Stored data entries:
----

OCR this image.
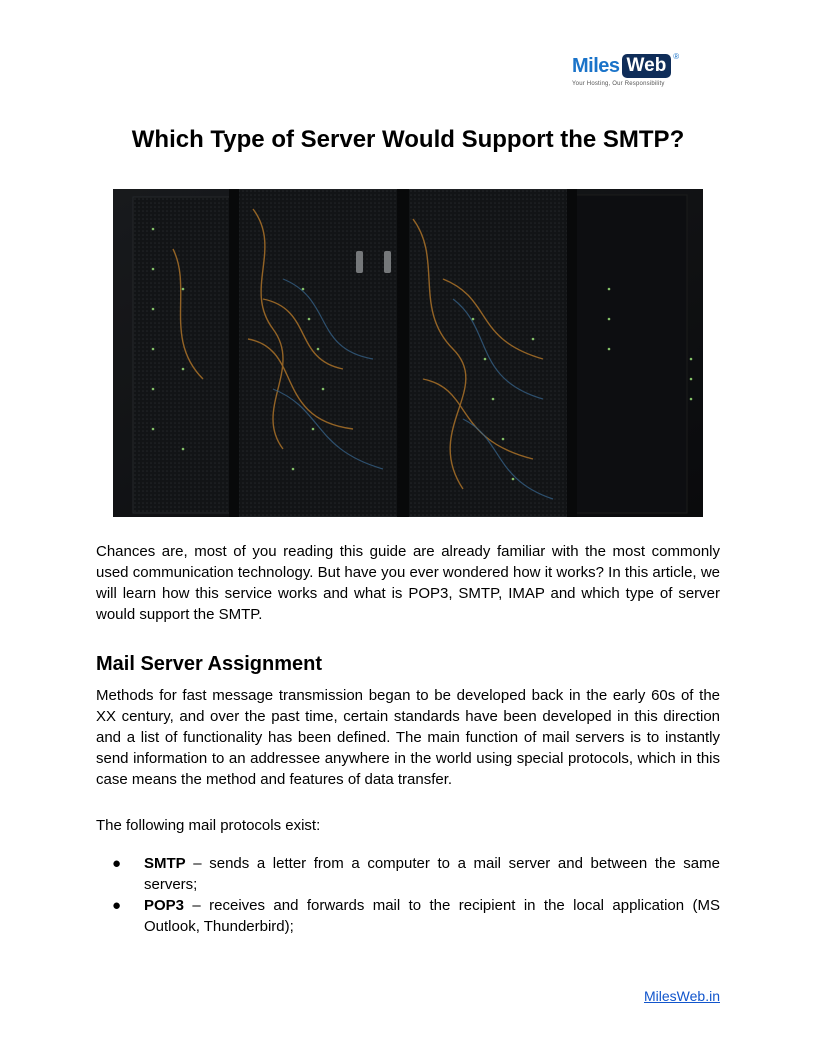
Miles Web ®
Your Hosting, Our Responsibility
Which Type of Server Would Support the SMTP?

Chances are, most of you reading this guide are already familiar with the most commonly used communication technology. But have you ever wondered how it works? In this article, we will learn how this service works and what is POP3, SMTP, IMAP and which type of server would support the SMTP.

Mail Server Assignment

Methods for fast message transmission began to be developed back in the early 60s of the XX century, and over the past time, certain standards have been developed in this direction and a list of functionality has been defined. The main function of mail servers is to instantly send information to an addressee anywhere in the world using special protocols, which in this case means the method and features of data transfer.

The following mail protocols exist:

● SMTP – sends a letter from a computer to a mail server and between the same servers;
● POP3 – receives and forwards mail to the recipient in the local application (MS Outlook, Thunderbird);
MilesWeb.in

----

[AIM OF THE TASK]:
Search the data for the string "SMTP". List each line that has it.

[FINAL RESULT]:
Which Type of Server Would Support the SMTP?
Chances are, most of you reading this guide are already familiar with the most commonly used communication technology. But have you ever wondered how it works? In this article, we will learn how this service works and what is POP3, SMTP, IMAP and which type of server would support the SMTP.
● SMTP – sends a letter from a computer to a mail server and between the same servers;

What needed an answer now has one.